**Data excerpts:**
++++++++

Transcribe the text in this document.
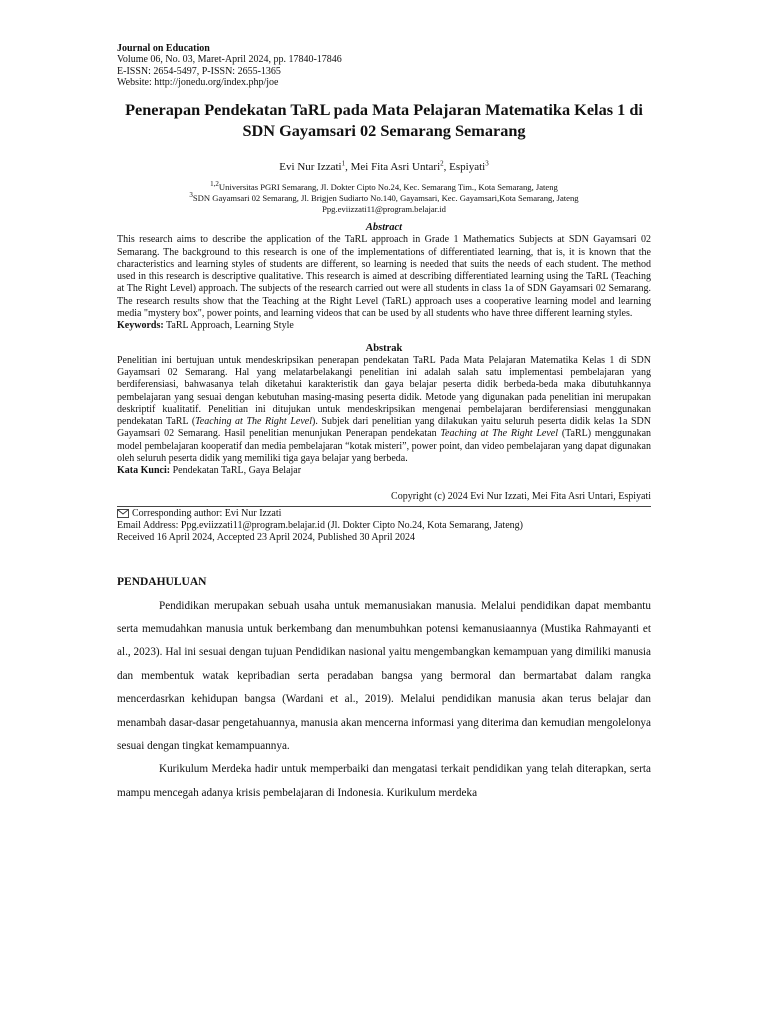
Journal on Education
Volume 06, No. 03, Maret-April 2024, pp. 17840-17846
E-ISSN: 2654-5497, P-ISSN: 2655-1365
Website: http://jonedu.org/index.php/joe
Penerapan Pendekatan TaRL pada Mata Pelajaran Matematika Kelas 1 di SDN Gayamsari 02 Semarang Semarang
Evi Nur Izzati$^1$, Mei Fita Asri Untari$^2$, Espiyati$^3$
$^{1,2}$Universitas PGRI Semarang, Jl. Dokter Cipto No.24, Kec. Semarang Tim., Kota Semarang, Jateng
$^3$SDN Gayamsari 02 Semarang, Jl. Brigjen Sudiarto No.140, Gayamsari, Kec. Gayamsari,Kota Semarang, Jateng
Ppg.eviizzati11@program.belajar.id
Abstract
This research aims to describe the application of the TaRL approach in Grade 1 Mathematics Subjects at SDN Gayamsari 02 Semarang. The background to this research is one of the implementations of differentiated learning, that is, it is known that the characteristics and learning styles of students are different, so learning is needed that suits the needs of each student. The method used in this research is descriptive qualitative. This research is aimed at describing differentiated learning using the TaRL (Teaching at The Right Level) approach. The subjects of the research carried out were all students in class 1a of SDN Gayamsari 02 Semarang. The research results show that the Teaching at the Right Level (TaRL) approach uses a cooperative learning model and learning media "mystery box", power points, and learning videos that can be used by all students who have three different learning styles.
Keywords: TaRL Approach, Learning Style
Abstrak
Penelitian ini bertujuan untuk mendeskripsikan penerapan pendekatan TaRL Pada Mata Pelajaran Matematika Kelas 1 di SDN Gayamsari 02 Semarang. Hal yang melatarbelakangi penelitian ini adalah salah satu implementasi pembelajaran yang berdiferensiasi, bahwasanya telah diketahui karakteristik dan gaya belajar peserta didik berbeda-beda maka dibutuhkannya pembelajaran yang sesuai dengan kebutuhan masing-masing peserta didik. Metode yang digunakan pada penelitian ini merupakan deskriptif kualitatif. Penelitian ini ditujukan untuk mendeskripsikan mengenai pembelajaran berdiferensiasi menggunakan pendekatan TaRL (Teaching at The Right Level). Subjek dari penelitian yang dilakukan yaitu seluruh peserta didik kelas 1a SDN Gayamsari 02 Semarang. Hasil penelitian menunjukan Penerapan pendekatan Teaching at The Right Level (TaRL) menggunakan model pembelajaran kooperatif dan media pembelajaran “kotak misteri”, power point, dan video pembelajaran yang dapat digunakan oleh seluruh peserta didik yang memiliki tiga gaya belajar yang berbeda.
Kata Kunci: Pendekatan TaRL, Gaya Belajar
Copyright (c) 2024 Evi Nur Izzati, Mei Fita Asri Untari, Espiyati
Corresponding author: Evi Nur Izzati
Email Address: Ppg.eviizzati11@program.belajar.id (Jl. Dokter Cipto No.24, Kota Semarang, Jateng)
Received 16 April 2024, Accepted 23 April 2024, Published 30 April 2024
PENDAHULUAN

Pendidikan merupakan sebuah usaha untuk memanusiakan manusia. Melalui pendidikan dapat membantu serta memudahkan manusia untuk berkembang dan menumbuhkan potensi kemanusiaannya (Mustika Rahmayanti et al., 2023). Hal ini sesuai dengan tujuan Pendidikan nasional yaitu mengembangkan kemampuan yang dimiliki manusia dan membentuk watak kepribadian serta peradaban bangsa yang bermoral dan bermartabat dalam rangka mencerdasrkan kehidupan bangsa (Wardani et al., 2019). Melalui pendidikan manusia akan terus belajar dan menambah dasar-dasar pengetahuannya, manusia akan mencerna informasi yang diterima dan kemudian mengolelonya sesuai dengan tingkat kemampuannya.

Kurikulum Merdeka hadir untuk memperbaiki dan mengatasi terkait pendidikan yang telah diterapkan, serta mampu mencegah adanya krisis pembelajaran di Indonesia. Kurikulum merdeka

++++++++

**EXERCISE DETAILS:** Which lines hold the string "telah"? Copy all of them from the data above.

**ANSWER TO THE TASK:**
Penelitian ini bertujuan untuk mendeskripsikan penerapan pendekatan TaRL Pada Mata Pelajaran Matematika Kelas 1 di SDN Gayamsari 02 Semarang. Hal yang melatarbelakangi penelitian ini adalah salah satu implementasi pembelajaran yang berdiferensiasi, bahwasanya telah diketahui karakteristik dan gaya belajar peserta didik berbeda-beda maka dibutuhkannya pembelajaran yang sesuai dengan kebutuhan masing-masing peserta didik. Metode yang digunakan pada penelitian ini merupakan deskriptif kualitatif. Penelitian ini ditujukan untuk mendeskripsikan mengenai pembelajaran berdiferensiasi menggunakan pendekatan TaRL (Teaching at The Right Level). Subjek dari penelitian yang dilakukan yaitu seluruh peserta didik kelas 1a SDN Gayamsari 02 Semarang. Hasil penelitian menunjukan Penerapan pendekatan Teaching at The Right Level (TaRL) menggunakan model pembelajaran kooperatif dan media pembelajaran “kotak misteri”, power point, dan video pembelajaran yang dapat digunakan oleh seluruh peserta didik yang memiliki tiga gaya belajar yang berbeda.
Kurikulum Merdeka hadir untuk memperbaiki dan mengatasi terkait pendidikan yang telah diterapkan, serta mampu mencegah adanya krisis pembelajaran di Indonesia. Kurikulum merdeka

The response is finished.